Written task: All the data should be repeated exactly. Any image in it is left out.

(Stored entries)
..........

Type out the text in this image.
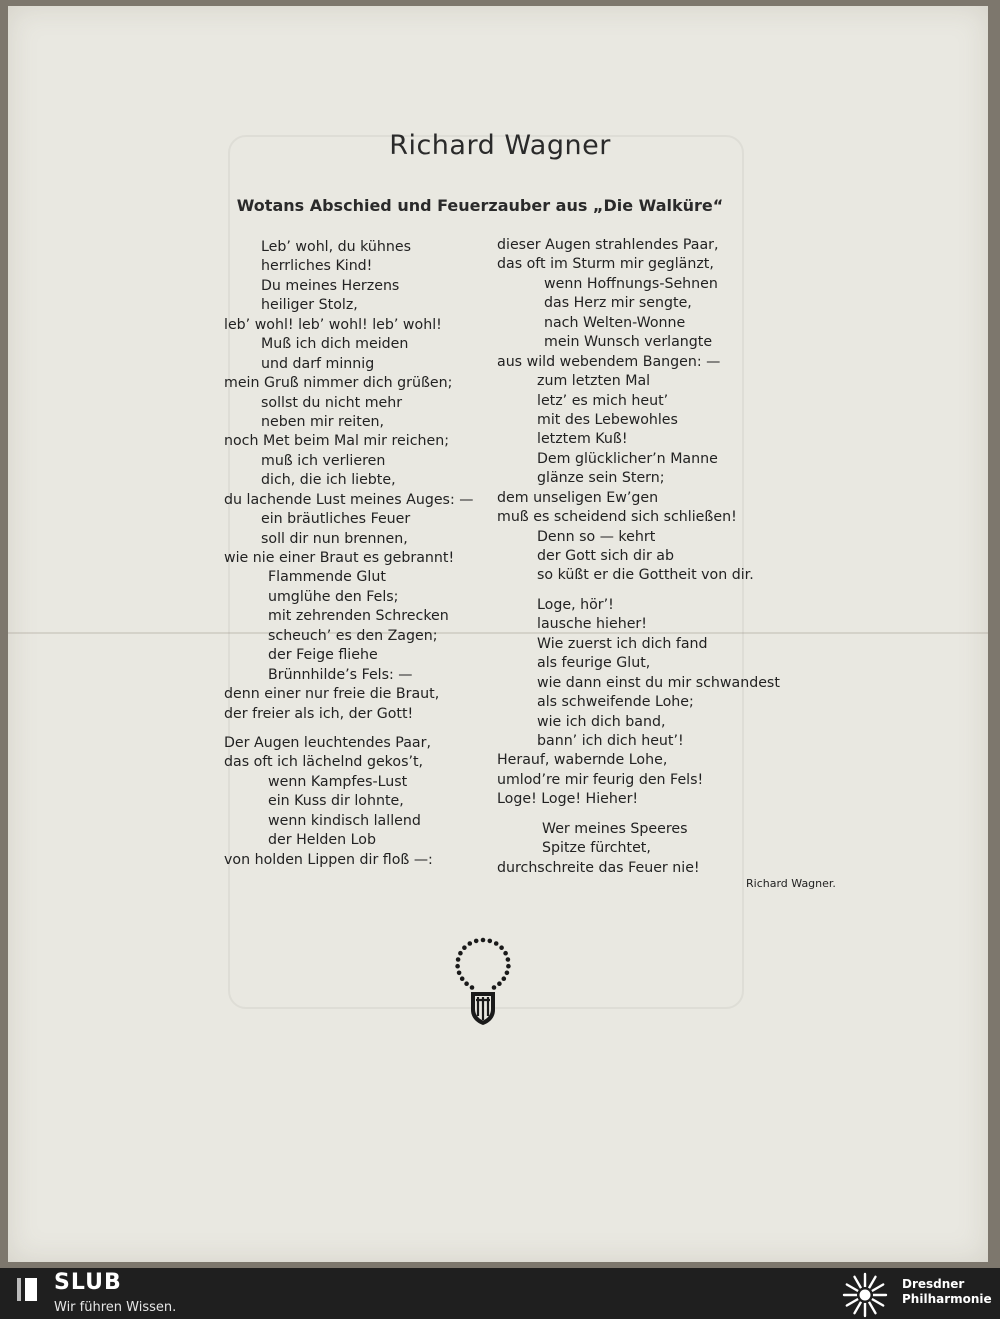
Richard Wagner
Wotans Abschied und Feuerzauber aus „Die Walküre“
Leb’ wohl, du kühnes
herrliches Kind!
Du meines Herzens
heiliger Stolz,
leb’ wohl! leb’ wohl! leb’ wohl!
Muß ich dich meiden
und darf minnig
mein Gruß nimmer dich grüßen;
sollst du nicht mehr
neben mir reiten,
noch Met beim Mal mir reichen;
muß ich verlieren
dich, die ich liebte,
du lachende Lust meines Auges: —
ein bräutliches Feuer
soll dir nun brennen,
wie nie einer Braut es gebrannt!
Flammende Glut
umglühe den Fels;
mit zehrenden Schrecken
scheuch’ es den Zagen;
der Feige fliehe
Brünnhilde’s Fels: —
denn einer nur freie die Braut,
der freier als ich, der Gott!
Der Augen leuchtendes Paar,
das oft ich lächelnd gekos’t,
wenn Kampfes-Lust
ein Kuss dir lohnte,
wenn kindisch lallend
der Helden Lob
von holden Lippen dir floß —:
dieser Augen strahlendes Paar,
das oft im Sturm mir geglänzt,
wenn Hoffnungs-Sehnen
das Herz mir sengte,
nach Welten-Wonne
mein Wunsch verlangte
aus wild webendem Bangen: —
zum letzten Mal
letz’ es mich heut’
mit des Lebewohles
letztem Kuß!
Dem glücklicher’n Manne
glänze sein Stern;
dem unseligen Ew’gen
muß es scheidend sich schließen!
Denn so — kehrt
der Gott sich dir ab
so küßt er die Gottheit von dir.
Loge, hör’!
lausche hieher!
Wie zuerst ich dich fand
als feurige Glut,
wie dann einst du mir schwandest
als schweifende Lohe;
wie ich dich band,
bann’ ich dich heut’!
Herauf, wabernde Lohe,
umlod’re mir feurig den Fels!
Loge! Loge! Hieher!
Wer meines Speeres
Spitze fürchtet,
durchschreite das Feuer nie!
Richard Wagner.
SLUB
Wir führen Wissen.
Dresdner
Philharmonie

..........

Solution:
Type out the text in this image.
Richard Wagner
Wotans Abschied und Feuerzauber aus „Die Walküre“
Leb’ wohl, du kühnes
herrliches Kind!
Du meines Herzens
heiliger Stolz,
leb’ wohl! leb’ wohl! leb’ wohl!
Muß ich dich meiden
und darf minnig
mein Gruß nimmer dich grüßen;
sollst du nicht mehr
neben mir reiten,
noch Met beim Mal mir reichen;
muß ich verlieren
dich, die ich liebte,
du lachende Lust meines Auges: —
ein bräutliches Feuer
soll dir nun brennen,
wie nie einer Braut es gebrannt!
Flammende Glut
umglühe den Fels;
mit zehrenden Schrecken
scheuch’ es den Zagen;
der Feige fliehe
Brünnhilde’s Fels: —
denn einer nur freie die Braut,
der freier als ich, der Gott!
Der Augen leuchtendes Paar,
das oft ich lächelnd gekos’t,
wenn Kampfes-Lust
ein Kuss dir lohnte,
wenn kindisch lallend
der Helden Lob
von holden Lippen dir floß —:
dieser Augen strahlendes Paar,
das oft im Sturm mir geglänzt,
wenn Hoffnungs-Sehnen
das Herz mir sengte,
nach Welten-Wonne
mein Wunsch verlangte
aus wild webendem Bangen: —
zum letzten Mal
letz’ es mich heut’
mit des Lebewohles
letztem Kuß!
Dem glücklicher’n Manne
glänze sein Stern;
dem unseligen Ew’gen
muß es scheidend sich schließen!
Denn so — kehrt
der Gott sich dir ab
so küßt er die Gottheit von dir.
Loge, hör’!
lausche hieher!
Wie zuerst ich dich fand
als feurige Glut,
wie dann einst du mir schwandest
als schweifende Lohe;
wie ich dich band,
bann’ ich dich heut’!
Herauf, wabernde Lohe,
umlod’re mir feurig den Fels!
Loge! Loge! Hieher!
Wer meines Speeres
Spitze fürchtet,
durchschreite das Feuer nie!
Richard Wagner.
SLUB
Wir führen Wissen.
Dresdner
Philharmonie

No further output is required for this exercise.